*DATA LISTING:*
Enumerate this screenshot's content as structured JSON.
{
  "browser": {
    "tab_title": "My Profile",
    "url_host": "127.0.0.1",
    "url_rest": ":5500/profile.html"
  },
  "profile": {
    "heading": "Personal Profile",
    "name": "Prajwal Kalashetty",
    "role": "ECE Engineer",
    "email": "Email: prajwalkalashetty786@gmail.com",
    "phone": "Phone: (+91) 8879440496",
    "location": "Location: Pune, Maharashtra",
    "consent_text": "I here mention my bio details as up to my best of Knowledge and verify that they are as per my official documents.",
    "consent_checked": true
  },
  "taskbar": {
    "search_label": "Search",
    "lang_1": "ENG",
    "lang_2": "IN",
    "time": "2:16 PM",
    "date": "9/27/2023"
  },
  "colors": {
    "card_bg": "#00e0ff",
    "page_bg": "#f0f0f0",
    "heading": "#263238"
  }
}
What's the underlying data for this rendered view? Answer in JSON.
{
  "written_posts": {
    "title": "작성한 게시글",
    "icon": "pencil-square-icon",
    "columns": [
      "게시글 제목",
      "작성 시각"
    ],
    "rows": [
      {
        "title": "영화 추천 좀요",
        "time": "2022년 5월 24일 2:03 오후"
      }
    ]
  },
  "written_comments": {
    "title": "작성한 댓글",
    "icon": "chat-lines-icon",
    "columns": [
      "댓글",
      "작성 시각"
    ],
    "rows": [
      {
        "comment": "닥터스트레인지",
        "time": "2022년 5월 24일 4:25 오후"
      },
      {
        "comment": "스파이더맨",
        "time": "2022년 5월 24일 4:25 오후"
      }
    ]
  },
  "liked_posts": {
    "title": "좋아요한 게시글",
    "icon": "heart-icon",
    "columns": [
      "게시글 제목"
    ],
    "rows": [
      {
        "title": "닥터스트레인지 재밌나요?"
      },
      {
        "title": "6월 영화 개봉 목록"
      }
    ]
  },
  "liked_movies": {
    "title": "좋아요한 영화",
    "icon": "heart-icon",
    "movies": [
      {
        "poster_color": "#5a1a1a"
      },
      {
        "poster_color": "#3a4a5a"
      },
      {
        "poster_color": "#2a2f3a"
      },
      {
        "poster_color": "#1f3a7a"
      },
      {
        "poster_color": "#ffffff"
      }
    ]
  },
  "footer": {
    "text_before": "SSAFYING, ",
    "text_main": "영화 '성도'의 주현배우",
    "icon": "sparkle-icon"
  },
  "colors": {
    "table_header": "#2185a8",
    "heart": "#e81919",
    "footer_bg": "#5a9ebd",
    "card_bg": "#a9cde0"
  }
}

*TASK INSTRUCTIONS:*
Which lines include the word "닥터스트레인지"? List them all.

*FINAL ANSWER:*
        "comment": "닥터스트레인지",
        "title": "닥터스트레인지 재밌나요?"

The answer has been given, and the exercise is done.